[Directive] Reproduce the material from its first line through the line containing "comment-author[interactable]: iTmr 57м", swapping "comment-time" for "post-time" and leaving everything else as it stands.
___ Data shown
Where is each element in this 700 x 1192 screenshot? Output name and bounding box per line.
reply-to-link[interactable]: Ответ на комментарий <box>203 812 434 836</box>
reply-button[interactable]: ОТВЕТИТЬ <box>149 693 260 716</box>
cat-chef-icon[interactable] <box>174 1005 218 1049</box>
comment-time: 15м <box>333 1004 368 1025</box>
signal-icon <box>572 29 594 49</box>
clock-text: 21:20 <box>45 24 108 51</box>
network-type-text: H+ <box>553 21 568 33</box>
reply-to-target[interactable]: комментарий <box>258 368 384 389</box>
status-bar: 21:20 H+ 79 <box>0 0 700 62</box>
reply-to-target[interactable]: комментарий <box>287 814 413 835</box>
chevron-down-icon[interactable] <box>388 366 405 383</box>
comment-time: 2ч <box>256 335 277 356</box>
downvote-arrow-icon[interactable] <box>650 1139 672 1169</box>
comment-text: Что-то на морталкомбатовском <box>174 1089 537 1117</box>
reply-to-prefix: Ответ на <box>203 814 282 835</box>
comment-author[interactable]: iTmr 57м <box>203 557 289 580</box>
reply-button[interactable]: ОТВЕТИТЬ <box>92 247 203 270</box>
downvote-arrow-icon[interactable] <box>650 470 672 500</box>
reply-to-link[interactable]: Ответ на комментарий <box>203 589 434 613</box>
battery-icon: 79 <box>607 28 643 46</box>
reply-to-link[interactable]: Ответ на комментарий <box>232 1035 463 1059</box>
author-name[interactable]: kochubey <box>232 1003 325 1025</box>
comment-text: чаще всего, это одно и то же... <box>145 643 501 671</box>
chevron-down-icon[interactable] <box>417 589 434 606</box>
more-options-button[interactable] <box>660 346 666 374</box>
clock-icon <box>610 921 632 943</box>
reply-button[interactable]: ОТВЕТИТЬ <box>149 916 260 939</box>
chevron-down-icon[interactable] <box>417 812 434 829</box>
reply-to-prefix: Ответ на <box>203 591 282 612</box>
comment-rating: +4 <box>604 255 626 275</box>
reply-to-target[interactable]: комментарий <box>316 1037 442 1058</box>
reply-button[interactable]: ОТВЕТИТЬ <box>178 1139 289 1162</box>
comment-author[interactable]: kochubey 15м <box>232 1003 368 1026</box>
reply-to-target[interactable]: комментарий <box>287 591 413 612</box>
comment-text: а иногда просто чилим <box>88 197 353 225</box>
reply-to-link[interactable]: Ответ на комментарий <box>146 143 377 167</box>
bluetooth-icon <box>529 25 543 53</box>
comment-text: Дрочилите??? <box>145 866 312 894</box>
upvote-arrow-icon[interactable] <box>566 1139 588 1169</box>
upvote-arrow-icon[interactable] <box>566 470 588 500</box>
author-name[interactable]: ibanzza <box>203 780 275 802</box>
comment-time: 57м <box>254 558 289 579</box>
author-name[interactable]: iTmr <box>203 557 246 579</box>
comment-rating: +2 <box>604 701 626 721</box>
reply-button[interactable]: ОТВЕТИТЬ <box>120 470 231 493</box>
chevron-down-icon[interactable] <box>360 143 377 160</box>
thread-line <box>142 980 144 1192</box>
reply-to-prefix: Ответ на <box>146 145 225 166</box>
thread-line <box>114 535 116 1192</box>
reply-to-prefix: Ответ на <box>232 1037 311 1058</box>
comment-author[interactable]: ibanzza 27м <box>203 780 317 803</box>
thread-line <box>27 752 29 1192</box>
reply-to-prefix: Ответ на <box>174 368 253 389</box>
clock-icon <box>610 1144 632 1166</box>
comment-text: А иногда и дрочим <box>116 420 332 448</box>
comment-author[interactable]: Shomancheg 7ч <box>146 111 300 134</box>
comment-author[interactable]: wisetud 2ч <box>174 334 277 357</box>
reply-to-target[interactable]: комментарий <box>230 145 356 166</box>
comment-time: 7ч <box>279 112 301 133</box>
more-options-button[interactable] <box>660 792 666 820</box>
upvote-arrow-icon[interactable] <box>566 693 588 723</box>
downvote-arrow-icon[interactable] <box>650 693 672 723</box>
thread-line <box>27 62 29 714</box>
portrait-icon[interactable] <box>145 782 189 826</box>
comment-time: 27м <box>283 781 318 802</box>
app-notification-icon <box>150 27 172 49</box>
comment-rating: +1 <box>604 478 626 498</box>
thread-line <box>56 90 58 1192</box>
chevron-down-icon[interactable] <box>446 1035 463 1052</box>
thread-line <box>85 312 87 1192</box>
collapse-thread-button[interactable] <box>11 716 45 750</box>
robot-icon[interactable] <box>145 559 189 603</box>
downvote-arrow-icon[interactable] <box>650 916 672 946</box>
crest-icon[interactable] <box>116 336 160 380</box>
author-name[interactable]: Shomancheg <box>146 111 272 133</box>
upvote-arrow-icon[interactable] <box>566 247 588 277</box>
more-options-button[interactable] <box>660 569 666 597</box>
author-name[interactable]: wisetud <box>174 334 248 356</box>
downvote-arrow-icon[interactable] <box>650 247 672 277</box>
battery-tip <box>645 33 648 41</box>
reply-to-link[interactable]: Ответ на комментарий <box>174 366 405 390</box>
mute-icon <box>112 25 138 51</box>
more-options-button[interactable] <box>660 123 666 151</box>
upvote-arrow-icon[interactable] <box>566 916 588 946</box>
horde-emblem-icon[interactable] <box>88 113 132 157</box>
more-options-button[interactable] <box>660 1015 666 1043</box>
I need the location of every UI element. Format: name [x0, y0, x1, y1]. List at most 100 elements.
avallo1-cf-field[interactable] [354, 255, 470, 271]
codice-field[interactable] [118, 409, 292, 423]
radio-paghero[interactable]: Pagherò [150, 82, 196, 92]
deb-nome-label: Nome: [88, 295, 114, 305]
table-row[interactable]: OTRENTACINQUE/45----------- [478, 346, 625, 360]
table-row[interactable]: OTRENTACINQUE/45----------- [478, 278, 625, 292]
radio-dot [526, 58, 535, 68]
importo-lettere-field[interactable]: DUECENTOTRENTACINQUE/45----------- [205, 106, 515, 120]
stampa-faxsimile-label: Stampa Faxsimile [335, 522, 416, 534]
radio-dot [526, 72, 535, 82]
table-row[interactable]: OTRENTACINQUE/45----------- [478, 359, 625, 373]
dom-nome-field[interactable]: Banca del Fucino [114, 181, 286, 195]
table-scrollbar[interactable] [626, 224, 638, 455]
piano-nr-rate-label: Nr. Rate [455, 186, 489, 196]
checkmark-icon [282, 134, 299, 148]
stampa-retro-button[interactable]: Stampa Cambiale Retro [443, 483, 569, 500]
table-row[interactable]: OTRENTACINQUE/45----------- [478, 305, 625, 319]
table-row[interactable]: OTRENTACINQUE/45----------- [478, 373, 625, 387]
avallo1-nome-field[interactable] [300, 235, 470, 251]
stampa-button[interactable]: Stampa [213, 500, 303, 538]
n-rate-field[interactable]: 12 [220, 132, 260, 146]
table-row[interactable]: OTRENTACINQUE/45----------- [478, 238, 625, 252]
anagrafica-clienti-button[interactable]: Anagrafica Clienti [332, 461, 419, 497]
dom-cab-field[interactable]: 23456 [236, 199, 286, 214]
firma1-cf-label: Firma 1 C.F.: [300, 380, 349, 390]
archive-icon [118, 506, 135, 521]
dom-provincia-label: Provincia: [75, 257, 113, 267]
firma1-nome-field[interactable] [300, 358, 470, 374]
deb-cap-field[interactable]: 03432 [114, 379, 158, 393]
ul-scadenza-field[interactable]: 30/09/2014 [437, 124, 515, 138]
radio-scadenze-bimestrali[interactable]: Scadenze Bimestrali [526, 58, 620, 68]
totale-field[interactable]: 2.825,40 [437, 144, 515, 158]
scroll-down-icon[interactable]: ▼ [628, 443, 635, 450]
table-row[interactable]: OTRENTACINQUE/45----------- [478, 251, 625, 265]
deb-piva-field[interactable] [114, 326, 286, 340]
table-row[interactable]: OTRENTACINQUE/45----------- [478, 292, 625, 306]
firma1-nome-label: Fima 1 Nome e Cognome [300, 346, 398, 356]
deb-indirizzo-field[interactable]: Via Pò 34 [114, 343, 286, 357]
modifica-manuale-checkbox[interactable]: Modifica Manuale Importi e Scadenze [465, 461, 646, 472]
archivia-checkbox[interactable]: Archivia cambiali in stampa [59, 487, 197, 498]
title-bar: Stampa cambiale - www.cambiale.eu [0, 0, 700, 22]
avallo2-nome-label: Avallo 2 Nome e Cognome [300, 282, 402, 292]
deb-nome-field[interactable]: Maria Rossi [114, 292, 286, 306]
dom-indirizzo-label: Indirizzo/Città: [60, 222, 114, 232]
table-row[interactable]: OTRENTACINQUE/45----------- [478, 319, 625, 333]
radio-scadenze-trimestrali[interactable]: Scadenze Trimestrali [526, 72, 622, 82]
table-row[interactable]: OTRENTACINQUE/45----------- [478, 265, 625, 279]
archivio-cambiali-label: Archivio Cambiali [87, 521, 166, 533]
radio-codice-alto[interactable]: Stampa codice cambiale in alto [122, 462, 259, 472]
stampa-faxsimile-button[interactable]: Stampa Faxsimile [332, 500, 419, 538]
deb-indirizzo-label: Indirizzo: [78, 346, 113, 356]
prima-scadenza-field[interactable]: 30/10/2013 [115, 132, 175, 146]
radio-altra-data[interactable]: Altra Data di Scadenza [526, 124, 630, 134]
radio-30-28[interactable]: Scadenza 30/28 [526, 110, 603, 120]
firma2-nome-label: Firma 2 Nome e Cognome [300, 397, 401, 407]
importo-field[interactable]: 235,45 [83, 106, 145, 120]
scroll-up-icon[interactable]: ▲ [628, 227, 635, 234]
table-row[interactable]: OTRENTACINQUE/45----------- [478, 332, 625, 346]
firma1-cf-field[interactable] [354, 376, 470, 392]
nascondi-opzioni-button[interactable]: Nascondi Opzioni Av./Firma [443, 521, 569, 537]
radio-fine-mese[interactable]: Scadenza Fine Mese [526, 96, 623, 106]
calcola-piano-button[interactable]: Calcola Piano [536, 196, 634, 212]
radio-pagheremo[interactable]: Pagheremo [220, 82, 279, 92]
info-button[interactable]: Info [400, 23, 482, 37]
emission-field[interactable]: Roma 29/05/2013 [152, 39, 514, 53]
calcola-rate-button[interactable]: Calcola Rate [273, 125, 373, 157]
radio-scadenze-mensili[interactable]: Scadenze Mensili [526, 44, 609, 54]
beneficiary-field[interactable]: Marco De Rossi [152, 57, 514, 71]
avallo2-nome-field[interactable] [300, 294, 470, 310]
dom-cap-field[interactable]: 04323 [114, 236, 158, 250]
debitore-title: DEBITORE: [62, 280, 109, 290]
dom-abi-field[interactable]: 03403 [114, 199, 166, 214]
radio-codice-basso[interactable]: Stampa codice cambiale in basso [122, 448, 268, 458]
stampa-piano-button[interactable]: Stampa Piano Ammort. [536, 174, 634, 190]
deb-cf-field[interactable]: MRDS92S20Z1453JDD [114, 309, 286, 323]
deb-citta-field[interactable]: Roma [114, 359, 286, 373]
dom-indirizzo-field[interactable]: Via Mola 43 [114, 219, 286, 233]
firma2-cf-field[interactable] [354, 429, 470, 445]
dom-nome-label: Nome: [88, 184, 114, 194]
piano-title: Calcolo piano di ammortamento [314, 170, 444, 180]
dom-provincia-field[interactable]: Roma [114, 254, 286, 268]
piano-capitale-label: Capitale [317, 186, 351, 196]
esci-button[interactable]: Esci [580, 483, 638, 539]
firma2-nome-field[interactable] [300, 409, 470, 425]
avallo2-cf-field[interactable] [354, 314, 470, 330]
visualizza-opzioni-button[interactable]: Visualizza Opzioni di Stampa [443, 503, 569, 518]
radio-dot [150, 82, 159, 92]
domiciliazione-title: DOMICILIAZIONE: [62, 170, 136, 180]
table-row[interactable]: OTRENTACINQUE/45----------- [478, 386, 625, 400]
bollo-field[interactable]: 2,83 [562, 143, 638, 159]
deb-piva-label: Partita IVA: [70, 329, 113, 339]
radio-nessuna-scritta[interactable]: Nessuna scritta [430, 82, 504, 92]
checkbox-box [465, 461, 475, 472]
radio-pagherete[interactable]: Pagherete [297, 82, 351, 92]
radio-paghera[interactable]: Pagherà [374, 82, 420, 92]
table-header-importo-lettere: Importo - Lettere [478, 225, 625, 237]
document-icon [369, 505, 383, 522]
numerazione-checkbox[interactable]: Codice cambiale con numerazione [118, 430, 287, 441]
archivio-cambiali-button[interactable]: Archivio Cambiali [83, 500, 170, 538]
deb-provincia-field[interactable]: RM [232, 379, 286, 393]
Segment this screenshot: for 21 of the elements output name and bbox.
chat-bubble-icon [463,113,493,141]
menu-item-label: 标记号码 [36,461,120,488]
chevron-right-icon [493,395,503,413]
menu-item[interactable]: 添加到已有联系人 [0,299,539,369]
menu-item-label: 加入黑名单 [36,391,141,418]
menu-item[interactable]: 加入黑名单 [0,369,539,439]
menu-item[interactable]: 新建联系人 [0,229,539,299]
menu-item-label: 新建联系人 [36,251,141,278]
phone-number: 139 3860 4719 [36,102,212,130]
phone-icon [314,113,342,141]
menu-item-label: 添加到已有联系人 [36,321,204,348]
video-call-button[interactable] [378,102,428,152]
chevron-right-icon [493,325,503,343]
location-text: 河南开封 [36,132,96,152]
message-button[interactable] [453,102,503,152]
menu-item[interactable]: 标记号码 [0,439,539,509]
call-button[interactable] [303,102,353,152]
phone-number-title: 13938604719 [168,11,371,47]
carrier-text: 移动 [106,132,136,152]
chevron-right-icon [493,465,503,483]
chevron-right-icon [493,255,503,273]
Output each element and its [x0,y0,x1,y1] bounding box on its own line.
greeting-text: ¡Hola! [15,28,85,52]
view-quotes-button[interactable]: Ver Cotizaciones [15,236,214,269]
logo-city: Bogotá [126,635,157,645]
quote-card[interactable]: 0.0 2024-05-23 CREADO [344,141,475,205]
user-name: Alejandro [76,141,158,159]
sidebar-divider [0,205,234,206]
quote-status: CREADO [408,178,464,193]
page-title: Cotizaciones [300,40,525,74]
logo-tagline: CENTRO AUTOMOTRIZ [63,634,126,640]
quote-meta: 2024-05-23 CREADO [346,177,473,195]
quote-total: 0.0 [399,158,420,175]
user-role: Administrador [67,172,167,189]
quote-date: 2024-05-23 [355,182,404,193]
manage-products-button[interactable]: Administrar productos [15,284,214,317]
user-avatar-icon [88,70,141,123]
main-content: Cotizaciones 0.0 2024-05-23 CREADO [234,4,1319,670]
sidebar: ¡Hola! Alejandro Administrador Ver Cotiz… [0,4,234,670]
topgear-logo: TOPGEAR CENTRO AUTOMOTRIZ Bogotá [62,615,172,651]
______
[Task answer]
Where is each element in this 700 x 1192 screenshot? Output name and bounding box per line.
reply-to-link[interactable]: Ответ на комментарий <box>203 812 434 836</box>
reply-button[interactable]: ОТВЕТИТЬ <box>149 693 260 716</box>
cat-chef-icon[interactable] <box>174 1005 218 1049</box>
post-time: 15м <box>333 1004 368 1025</box>
signal-icon <box>572 29 594 49</box>
clock-text: 21:20 <box>45 24 108 51</box>
network-type-text: H+ <box>553 21 568 33</box>
reply-to-target[interactable]: комментарий <box>258 368 384 389</box>
status-bar: 21:20 H+ 79 <box>0 0 700 62</box>
reply-to-target[interactable]: комментарий <box>287 814 413 835</box>
chevron-down-icon[interactable] <box>388 366 405 383</box>
post-time: 2ч <box>256 335 277 356</box>
downvote-arrow-icon[interactable] <box>650 1139 672 1169</box>
comment-text: Что-то на морталкомбатовском <box>174 1089 537 1117</box>
reply-to-prefix: Ответ на <box>203 814 282 835</box>
comment-author[interactable]: iTmr 57м <box>203 557 289 580</box>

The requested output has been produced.